**YOUR INSTRUCTIONS**
Repeat the entries that follow verbatim, without any of their pictures.

**PROVIDED ENTRIES**
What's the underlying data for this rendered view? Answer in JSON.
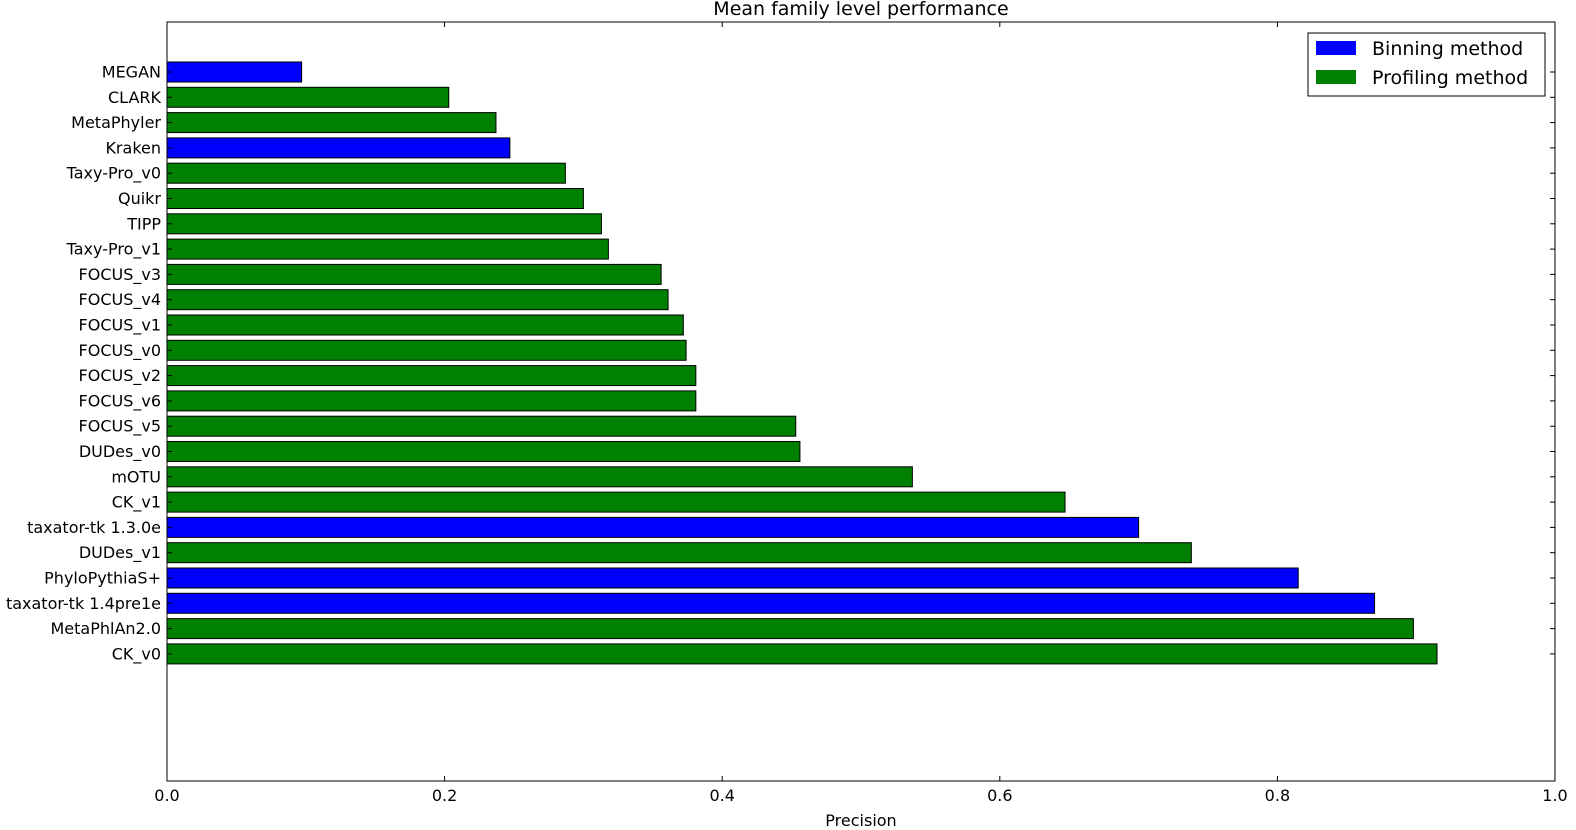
{
  "chart_data": {
    "type": "bar",
    "orientation": "horizontal",
    "title": "Mean family level performance",
    "xlabel": "Precision",
    "ylabel": "",
    "xlim": [
      0,
      1.0
    ],
    "xticks": [
      "0.0",
      "0.2",
      "0.4",
      "0.6",
      "0.8",
      "1.0"
    ],
    "grid": false,
    "legend": {
      "placement": "top-right",
      "entries": [
        {
          "label": "Binning method",
          "color": "#0000ff"
        },
        {
          "label": "Profiling method",
          "color": "#008000"
        }
      ]
    },
    "categories": [
      "MEGAN",
      "CLARK",
      "MetaPhyler",
      "Kraken",
      "Taxy-Pro_v0",
      "Quikr",
      "TIPP",
      "Taxy-Pro_v1",
      "FOCUS_v3",
      "FOCUS_v4",
      "FOCUS_v1",
      "FOCUS_v0",
      "FOCUS_v2",
      "FOCUS_v6",
      "FOCUS_v5",
      "DUDes_v0",
      "mOTU",
      "CK_v1",
      "taxator-tk 1.3.0e",
      "DUDes_v1",
      "PhyloPythiaS+",
      "taxator-tk 1.4pre1e",
      "MetaPhlAn2.0",
      "CK_v0"
    ],
    "values": [
      0.097,
      0.203,
      0.237,
      0.247,
      0.287,
      0.3,
      0.313,
      0.318,
      0.356,
      0.361,
      0.372,
      0.374,
      0.381,
      0.381,
      0.453,
      0.456,
      0.537,
      0.647,
      0.7,
      0.738,
      0.815,
      0.87,
      0.898,
      0.915
    ],
    "method_type": [
      "Binning method",
      "Profiling method",
      "Profiling method",
      "Binning method",
      "Profiling method",
      "Profiling method",
      "Profiling method",
      "Profiling method",
      "Profiling method",
      "Profiling method",
      "Profiling method",
      "Profiling method",
      "Profiling method",
      "Profiling method",
      "Profiling method",
      "Profiling method",
      "Profiling method",
      "Profiling method",
      "Binning method",
      "Profiling method",
      "Binning method",
      "Binning method",
      "Profiling method",
      "Profiling method"
    ]
  }
}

**COMPLETED TASK**
What's the underlying data for this rendered view? Answer in JSON.
{
  "chart_data": {
    "type": "bar",
    "orientation": "horizontal",
    "title": "Mean family level performance",
    "xlabel": "Precision",
    "ylabel": "",
    "xlim": [
      0,
      1.0
    ],
    "xticks": [
      "0.0",
      "0.2",
      "0.4",
      "0.6",
      "0.8",
      "1.0"
    ],
    "grid": false,
    "legend": {
      "placement": "top-right",
      "entries": [
        {
          "label": "Binning method",
          "color": "#0000ff"
        },
        {
          "label": "Profiling method",
          "color": "#008000"
        }
      ]
    },
    "categories": [
      "MEGAN",
      "CLARK",
      "MetaPhyler",
      "Kraken",
      "Taxy-Pro_v0",
      "Quikr",
      "TIPP",
      "Taxy-Pro_v1",
      "FOCUS_v3",
      "FOCUS_v4",
      "FOCUS_v1",
      "FOCUS_v0",
      "FOCUS_v2",
      "FOCUS_v6",
      "FOCUS_v5",
      "DUDes_v0",
      "mOTU",
      "CK_v1",
      "taxator-tk 1.3.0e",
      "DUDes_v1",
      "PhyloPythiaS+",
      "taxator-tk 1.4pre1e",
      "MetaPhlAn2.0",
      "CK_v0"
    ],
    "values": [
      0.097,
      0.203,
      0.237,
      0.247,
      0.287,
      0.3,
      0.313,
      0.318,
      0.356,
      0.361,
      0.372,
      0.374,
      0.381,
      0.381,
      0.453,
      0.456,
      0.537,
      0.647,
      0.7,
      0.738,
      0.815,
      0.87,
      0.898,
      0.915
    ],
    "method_type": [
      "Binning method",
      "Profiling method",
      "Profiling method",
      "Binning method",
      "Profiling method",
      "Profiling method",
      "Profiling method",
      "Profiling method",
      "Profiling method",
      "Profiling method",
      "Profiling method",
      "Profiling method",
      "Profiling method",
      "Profiling method",
      "Profiling method",
      "Profiling method",
      "Profiling method",
      "Profiling method",
      "Binning method",
      "Profiling method",
      "Binning method",
      "Binning method",
      "Profiling method",
      "Profiling method"
    ]
  }
}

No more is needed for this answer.